Polecenie: Proszę przepisać bez żadnych zmian fragment wywiadu o ryzyku na rynku pożyczkowym zawarty między słowami „To samo, co” a „na rynku pożyczkowym.”, łącznie z nimi.

Fragment dokumentu:
■ ■ ■ ■ ■ ■ ■

- Dopóki w gospodarce wszystko jest jak dotąd, to wydaje się, że ryzyko jest niskie. Ale kiedyś przecież przyjdzie spowolnienie albo wzrost stóp procentowych. I wtedy mogą się pojawić problemy - mówi w wywiadzie dla DGP Mariusz Cholewa, prezes Biura Informacji Kredytowej.
W projekcie nowej ustawy antylichwiarskiej autorstwa resortu sprawiedliwości pojawia się de facto obowiązek sprawdzania pożyczkobiorców w Biurze Informacji Kredytowej. Jak to się stało, że zyskaliście taką pozycję? O ile wiadomo, brał pan udział w konsultacjach w trakcie prac nad projektem.
Konsultacji nie było. Zostaliśmy zaproszeni przez Ministerstwo Sprawiedliwości w czerwcu ub.r. na spotkanie w temacie „przeciwdziałania lichwie”. Mamy bardzo dużo danych na ten temat. Nie widzimy wprawdzie pełnego obrazu firm pożyczkowych, ale widzimy bardzo dużo. W tej chwili raportuje do nas ponad 70 firm z ponad 400, które są w rejestrze instytucji pożyczkowych Komisji Nadzoru Finansowego. Współpracują z nami niemal wszystkie największe firmy.
Co mówił pan na tym czerwcowym spotkaniu?
To samo, co w wielu różnych miejscach, na publicznych kongresach, ale też w Narodowym Banku Polskim czy w KNF: że generuje się dość poważne ryzyko. I to nie tylko na rynku pożyczkowym.

■ ■ ■ ■ ■ ■ ■

Wyodrębnione dane:

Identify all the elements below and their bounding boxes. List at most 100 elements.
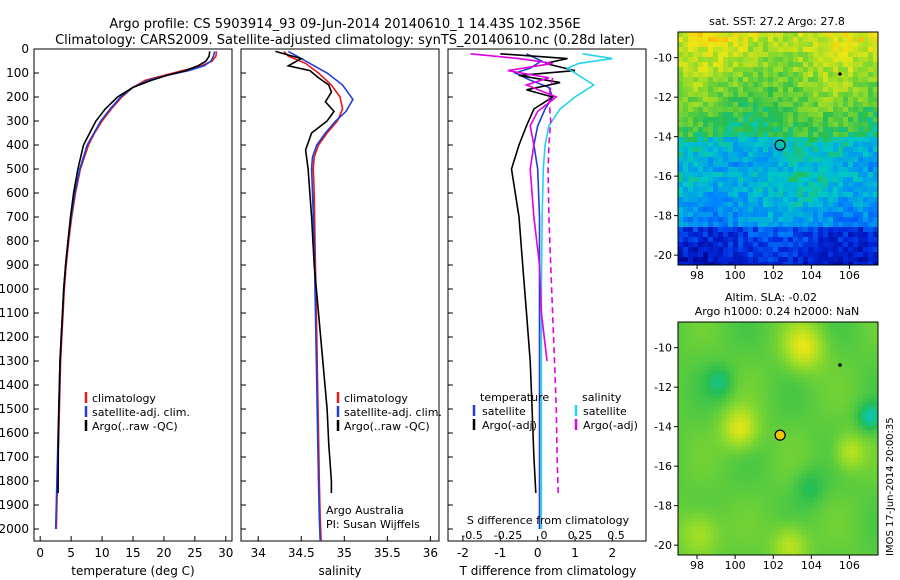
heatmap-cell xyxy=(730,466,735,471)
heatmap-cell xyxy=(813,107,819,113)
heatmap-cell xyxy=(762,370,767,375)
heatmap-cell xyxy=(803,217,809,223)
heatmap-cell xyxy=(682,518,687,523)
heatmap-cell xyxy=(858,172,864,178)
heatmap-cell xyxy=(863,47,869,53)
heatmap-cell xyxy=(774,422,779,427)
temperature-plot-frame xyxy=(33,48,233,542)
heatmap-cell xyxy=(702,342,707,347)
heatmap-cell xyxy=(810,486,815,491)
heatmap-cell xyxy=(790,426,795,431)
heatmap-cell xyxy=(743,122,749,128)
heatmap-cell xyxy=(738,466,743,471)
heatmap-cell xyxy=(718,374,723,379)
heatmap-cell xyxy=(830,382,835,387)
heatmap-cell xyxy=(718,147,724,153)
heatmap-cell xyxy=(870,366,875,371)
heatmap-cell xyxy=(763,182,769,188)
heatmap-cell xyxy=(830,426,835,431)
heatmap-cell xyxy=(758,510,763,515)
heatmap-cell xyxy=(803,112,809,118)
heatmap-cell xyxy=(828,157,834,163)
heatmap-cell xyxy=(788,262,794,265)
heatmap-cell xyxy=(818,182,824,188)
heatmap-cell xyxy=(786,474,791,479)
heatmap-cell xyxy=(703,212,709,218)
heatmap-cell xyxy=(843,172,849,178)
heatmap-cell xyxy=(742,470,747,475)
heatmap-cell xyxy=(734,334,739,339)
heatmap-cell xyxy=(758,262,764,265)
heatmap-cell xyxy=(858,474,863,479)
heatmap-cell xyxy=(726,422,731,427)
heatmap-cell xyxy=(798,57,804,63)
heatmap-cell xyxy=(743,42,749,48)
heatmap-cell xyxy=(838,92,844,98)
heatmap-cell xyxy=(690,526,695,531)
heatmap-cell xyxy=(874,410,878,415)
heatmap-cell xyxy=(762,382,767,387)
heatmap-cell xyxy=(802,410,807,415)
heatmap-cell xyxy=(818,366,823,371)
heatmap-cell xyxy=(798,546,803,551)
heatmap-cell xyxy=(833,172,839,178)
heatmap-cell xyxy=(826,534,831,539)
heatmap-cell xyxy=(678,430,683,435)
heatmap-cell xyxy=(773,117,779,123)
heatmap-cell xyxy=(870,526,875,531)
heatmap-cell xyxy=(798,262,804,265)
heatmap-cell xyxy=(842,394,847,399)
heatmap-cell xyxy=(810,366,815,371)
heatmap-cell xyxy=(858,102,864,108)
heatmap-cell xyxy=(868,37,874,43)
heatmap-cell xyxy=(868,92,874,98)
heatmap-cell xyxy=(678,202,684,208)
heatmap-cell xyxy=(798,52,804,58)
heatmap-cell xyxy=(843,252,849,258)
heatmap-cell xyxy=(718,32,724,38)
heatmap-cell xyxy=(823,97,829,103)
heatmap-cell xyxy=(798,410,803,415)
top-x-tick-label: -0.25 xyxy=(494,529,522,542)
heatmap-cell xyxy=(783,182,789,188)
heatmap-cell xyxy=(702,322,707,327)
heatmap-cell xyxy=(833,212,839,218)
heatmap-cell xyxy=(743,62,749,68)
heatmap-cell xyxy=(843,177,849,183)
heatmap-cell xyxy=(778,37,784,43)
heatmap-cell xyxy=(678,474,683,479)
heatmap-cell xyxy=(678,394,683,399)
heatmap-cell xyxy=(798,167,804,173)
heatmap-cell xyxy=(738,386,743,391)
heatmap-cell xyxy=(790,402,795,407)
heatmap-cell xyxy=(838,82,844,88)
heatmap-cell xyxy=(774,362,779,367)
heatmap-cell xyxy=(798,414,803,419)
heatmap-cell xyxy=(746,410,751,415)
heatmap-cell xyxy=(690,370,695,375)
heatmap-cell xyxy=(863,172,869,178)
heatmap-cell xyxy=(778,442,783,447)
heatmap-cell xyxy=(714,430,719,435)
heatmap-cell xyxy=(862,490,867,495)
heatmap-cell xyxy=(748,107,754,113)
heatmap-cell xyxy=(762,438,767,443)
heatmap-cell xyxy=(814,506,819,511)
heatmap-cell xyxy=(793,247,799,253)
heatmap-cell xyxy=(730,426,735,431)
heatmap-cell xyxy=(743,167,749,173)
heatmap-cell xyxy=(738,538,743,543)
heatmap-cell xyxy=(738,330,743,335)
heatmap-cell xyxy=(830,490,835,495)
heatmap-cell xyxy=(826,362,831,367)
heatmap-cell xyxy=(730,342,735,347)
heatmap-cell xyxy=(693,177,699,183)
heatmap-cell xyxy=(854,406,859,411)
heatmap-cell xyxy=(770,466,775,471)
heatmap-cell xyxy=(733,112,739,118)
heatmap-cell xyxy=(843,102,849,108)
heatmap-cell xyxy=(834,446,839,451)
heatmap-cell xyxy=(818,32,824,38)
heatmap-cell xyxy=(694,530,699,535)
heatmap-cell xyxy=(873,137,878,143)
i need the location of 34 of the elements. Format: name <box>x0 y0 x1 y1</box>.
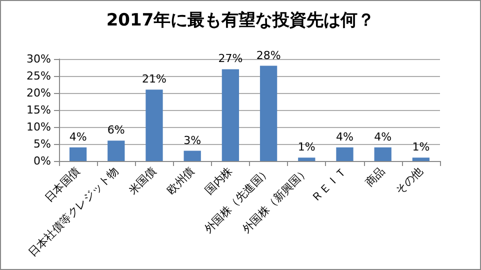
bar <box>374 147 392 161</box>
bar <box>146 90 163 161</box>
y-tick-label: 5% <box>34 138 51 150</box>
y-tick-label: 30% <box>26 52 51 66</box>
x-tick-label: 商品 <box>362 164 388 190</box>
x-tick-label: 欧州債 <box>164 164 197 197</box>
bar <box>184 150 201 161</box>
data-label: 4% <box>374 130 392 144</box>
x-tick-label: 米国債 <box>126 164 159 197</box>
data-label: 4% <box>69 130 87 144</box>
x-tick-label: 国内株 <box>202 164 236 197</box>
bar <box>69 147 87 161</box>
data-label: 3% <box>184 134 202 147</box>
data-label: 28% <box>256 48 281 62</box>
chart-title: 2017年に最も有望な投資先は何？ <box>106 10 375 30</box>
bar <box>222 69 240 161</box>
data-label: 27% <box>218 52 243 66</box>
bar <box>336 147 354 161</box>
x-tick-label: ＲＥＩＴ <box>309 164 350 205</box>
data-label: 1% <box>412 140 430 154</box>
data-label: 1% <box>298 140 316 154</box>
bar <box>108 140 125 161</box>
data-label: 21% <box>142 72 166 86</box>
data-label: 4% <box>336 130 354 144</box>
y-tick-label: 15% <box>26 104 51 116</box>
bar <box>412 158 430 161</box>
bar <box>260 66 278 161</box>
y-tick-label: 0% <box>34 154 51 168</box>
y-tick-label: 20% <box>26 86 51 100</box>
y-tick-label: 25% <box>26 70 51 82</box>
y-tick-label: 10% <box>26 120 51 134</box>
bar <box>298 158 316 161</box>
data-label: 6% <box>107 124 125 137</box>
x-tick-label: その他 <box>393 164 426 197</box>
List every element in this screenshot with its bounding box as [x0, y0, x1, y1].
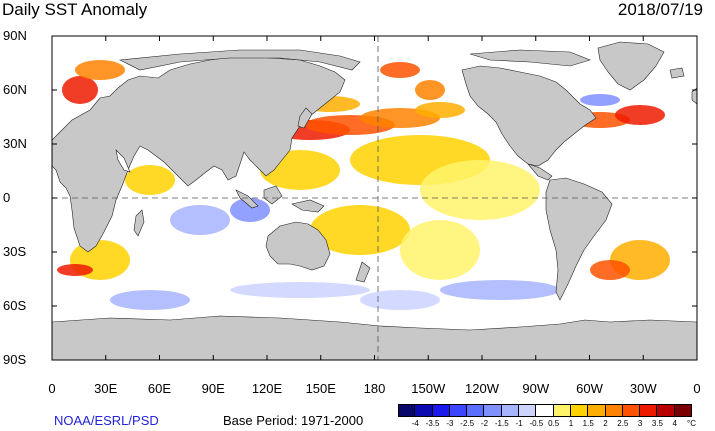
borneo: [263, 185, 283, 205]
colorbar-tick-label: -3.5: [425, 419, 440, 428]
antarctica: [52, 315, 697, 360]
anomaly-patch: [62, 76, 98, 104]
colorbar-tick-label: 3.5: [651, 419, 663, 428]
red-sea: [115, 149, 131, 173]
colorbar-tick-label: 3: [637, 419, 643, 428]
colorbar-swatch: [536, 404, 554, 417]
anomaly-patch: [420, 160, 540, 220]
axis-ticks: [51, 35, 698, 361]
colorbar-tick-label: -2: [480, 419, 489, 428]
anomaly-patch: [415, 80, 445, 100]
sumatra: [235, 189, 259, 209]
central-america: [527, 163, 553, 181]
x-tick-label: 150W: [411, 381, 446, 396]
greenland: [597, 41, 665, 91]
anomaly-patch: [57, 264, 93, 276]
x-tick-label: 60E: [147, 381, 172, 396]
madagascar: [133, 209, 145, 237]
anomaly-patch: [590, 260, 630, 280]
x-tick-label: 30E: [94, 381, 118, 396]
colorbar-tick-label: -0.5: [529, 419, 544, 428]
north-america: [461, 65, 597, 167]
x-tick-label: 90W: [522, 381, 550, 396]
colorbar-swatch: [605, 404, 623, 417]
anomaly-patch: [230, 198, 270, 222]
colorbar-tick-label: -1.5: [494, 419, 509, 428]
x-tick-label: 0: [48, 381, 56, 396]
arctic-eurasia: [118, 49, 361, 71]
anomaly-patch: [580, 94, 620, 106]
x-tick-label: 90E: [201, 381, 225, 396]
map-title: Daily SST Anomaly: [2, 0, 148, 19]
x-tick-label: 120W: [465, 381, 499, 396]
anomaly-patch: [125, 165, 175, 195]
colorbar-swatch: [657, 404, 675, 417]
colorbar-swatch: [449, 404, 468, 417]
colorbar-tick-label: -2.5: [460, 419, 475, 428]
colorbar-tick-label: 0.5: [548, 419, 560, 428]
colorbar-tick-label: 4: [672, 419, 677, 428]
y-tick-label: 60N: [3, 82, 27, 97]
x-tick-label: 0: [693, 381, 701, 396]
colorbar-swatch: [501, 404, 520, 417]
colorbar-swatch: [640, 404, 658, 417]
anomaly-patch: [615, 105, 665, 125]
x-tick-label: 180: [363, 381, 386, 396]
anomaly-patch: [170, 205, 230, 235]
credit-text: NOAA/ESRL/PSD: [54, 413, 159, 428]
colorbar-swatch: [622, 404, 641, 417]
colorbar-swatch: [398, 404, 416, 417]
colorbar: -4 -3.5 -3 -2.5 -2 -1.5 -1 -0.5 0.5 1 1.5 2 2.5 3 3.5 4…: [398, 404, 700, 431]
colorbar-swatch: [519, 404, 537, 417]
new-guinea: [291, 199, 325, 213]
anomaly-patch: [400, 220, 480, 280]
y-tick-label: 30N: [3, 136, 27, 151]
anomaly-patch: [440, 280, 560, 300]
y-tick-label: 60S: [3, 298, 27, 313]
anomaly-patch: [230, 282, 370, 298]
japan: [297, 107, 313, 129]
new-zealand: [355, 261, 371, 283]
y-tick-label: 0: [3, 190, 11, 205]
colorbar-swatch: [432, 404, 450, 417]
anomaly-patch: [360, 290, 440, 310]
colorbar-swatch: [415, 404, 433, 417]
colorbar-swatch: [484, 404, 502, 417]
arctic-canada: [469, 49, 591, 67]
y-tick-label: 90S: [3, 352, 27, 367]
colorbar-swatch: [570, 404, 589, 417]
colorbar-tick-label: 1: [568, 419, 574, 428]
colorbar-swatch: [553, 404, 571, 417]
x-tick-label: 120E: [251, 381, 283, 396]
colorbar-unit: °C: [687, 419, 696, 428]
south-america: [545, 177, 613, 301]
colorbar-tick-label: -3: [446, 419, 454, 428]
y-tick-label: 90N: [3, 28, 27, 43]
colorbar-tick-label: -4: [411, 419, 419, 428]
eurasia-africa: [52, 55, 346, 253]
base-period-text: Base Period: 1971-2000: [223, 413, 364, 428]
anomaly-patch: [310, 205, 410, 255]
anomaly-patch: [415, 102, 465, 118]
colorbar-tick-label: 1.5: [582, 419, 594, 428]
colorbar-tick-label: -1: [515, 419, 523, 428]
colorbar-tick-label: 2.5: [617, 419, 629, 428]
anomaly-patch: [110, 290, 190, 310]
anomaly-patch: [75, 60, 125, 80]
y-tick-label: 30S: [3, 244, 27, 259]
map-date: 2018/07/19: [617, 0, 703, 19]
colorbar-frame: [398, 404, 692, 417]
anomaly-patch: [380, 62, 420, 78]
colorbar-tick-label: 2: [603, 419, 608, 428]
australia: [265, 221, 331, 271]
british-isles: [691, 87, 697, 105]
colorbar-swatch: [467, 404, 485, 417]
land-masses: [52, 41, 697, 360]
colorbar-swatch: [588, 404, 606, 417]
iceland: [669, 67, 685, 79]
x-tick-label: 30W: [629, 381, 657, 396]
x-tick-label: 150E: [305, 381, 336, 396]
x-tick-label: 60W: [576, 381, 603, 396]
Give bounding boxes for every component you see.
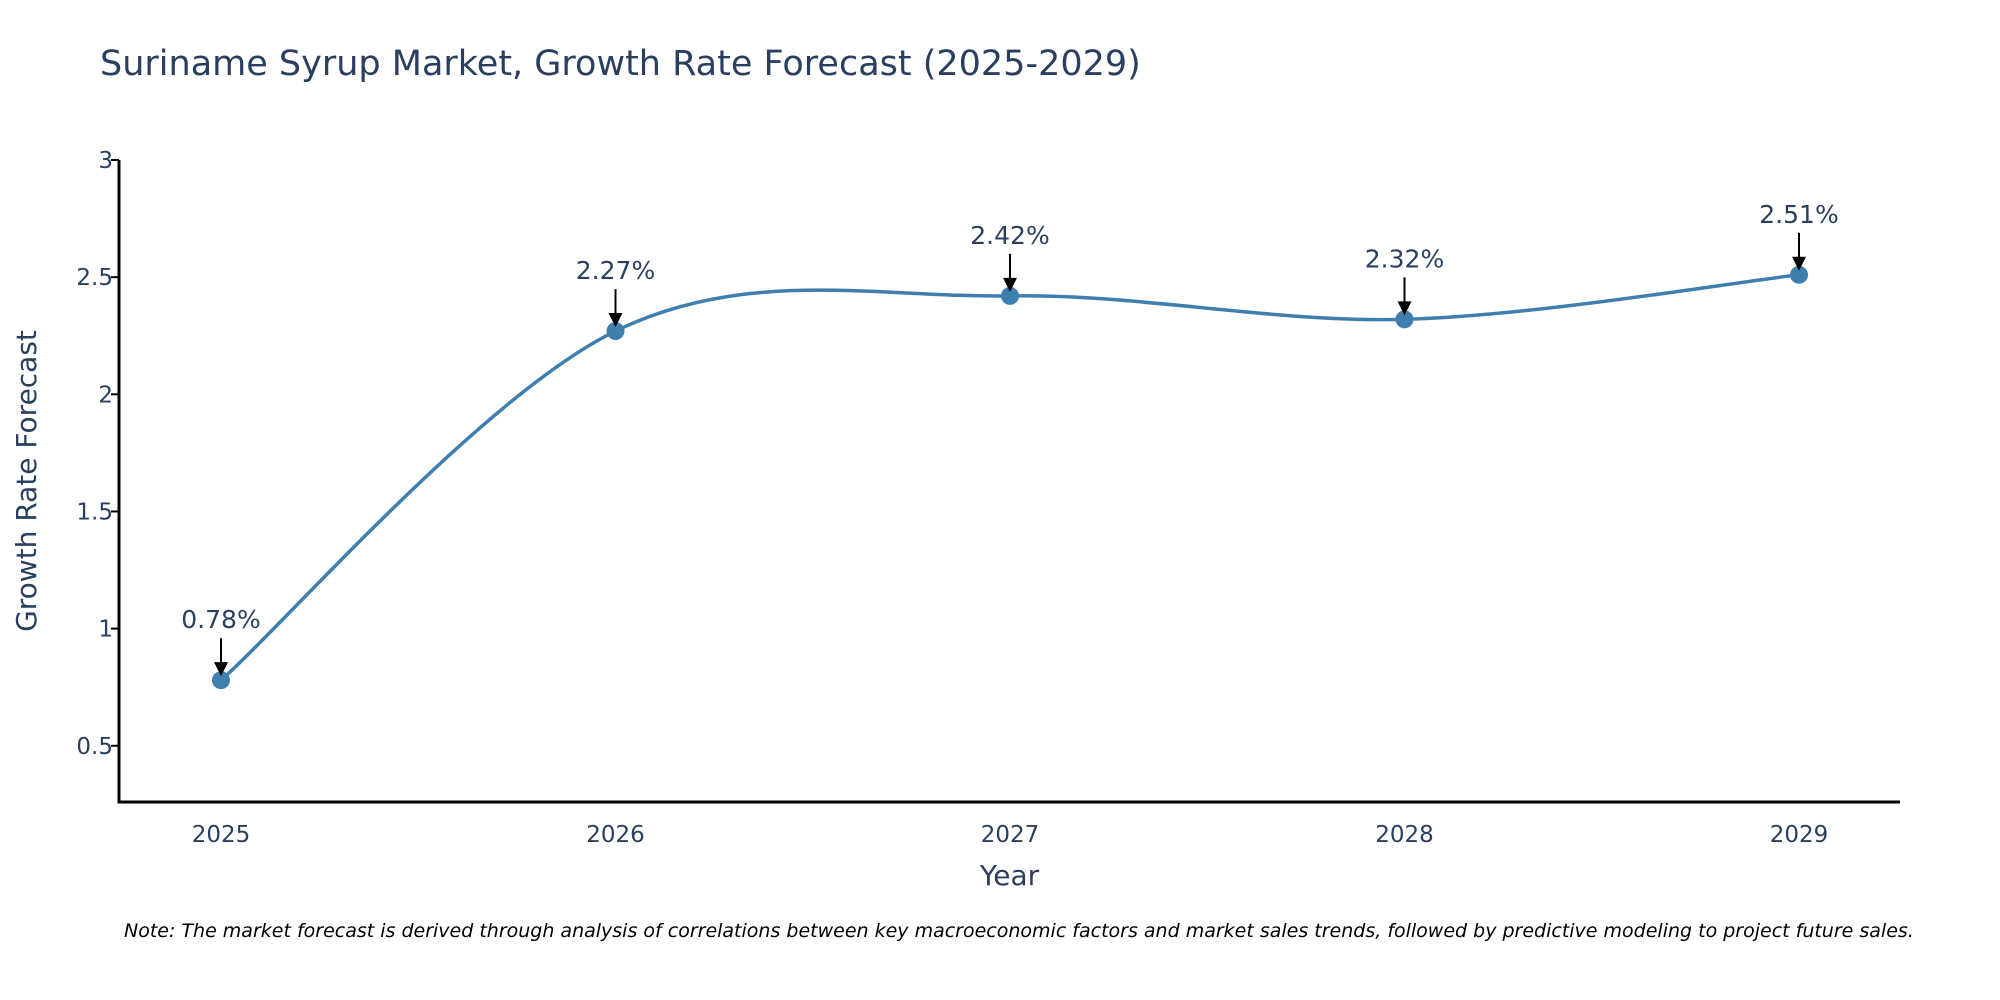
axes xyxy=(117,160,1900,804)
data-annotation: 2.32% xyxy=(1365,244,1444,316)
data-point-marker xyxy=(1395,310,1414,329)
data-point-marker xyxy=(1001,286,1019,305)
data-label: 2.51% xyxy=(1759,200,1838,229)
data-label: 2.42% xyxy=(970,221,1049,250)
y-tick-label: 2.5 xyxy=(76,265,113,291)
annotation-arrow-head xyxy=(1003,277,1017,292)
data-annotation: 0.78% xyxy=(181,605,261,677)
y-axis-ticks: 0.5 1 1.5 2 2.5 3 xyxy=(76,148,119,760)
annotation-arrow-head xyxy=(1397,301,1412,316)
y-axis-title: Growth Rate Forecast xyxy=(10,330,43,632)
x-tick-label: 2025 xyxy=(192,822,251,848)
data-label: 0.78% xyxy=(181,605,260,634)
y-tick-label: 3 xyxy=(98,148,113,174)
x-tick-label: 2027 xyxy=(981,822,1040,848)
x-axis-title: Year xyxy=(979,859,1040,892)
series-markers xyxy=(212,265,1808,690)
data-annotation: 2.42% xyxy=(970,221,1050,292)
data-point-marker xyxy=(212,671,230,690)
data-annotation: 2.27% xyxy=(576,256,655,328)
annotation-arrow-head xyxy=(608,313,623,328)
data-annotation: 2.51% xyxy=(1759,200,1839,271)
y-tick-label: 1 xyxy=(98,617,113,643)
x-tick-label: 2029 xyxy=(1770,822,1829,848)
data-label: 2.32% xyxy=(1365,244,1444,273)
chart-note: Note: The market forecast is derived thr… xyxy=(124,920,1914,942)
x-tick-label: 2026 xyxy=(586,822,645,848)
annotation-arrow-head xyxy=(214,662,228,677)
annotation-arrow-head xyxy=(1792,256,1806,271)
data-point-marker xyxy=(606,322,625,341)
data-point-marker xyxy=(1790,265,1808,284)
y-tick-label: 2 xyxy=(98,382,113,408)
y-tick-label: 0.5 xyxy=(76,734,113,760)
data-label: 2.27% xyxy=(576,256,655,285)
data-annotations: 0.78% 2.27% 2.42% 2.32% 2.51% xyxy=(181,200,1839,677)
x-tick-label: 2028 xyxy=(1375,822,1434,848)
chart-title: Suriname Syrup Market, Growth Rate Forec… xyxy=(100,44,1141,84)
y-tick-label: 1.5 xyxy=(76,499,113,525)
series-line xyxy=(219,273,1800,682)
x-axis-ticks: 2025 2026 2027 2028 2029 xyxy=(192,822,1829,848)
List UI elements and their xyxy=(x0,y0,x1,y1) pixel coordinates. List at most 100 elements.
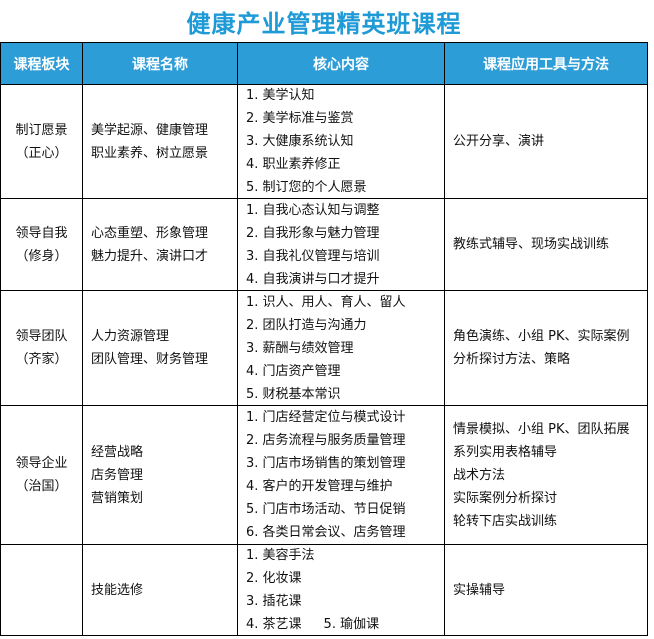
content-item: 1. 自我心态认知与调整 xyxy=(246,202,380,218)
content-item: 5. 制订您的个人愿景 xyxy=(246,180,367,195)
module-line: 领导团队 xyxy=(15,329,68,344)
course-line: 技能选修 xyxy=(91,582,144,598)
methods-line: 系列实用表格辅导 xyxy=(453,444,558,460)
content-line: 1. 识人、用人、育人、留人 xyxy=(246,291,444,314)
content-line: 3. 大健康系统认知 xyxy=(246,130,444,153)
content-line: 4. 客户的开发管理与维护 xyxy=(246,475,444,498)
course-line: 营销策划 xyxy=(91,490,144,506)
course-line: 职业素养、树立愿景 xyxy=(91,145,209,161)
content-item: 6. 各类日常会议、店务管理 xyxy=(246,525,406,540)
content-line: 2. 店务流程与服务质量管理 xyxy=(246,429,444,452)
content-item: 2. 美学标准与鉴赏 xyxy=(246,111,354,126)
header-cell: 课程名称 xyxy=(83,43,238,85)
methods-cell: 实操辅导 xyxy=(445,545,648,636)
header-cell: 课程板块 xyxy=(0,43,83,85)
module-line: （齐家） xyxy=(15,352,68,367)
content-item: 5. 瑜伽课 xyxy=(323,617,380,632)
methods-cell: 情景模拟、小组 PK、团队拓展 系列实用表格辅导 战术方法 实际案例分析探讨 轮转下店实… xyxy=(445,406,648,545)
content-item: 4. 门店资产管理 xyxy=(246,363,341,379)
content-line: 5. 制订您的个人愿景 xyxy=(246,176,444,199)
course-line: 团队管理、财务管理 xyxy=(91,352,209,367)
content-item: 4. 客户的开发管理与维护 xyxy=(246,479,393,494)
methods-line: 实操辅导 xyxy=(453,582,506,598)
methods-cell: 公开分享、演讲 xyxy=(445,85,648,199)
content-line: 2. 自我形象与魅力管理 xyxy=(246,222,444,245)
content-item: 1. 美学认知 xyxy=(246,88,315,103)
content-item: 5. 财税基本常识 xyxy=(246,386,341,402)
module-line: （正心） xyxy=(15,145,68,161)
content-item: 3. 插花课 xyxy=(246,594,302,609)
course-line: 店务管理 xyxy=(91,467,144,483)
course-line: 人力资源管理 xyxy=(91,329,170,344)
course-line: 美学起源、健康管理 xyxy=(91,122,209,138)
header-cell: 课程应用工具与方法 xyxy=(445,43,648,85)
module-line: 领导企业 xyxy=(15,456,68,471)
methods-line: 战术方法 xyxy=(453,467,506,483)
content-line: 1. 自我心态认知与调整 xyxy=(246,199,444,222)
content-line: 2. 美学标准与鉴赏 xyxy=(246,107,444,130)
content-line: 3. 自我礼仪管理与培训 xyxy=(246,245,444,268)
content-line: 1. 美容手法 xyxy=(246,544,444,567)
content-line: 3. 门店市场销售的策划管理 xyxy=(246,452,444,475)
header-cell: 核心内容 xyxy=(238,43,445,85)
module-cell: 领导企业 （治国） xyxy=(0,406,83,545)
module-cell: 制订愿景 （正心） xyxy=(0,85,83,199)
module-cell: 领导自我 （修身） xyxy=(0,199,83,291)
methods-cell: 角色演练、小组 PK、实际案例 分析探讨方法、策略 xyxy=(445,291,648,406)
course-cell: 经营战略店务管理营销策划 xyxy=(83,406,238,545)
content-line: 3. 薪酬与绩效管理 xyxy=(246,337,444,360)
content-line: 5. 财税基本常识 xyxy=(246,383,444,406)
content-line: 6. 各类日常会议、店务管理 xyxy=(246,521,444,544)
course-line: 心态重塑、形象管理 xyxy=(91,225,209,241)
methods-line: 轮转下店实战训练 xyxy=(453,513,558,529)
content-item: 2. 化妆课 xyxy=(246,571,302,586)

■ ■ ■ ■ ■ ■ ■

Rozwiązanie wzorcowe:
To samo, co w wielu różnych miejscach, na publicznych kongresach, ale też w Narodowym Banku Polskim czy w KNF: że generuje się dość poważne ryzyko. I to nie tylko na rynku pożyczkowym.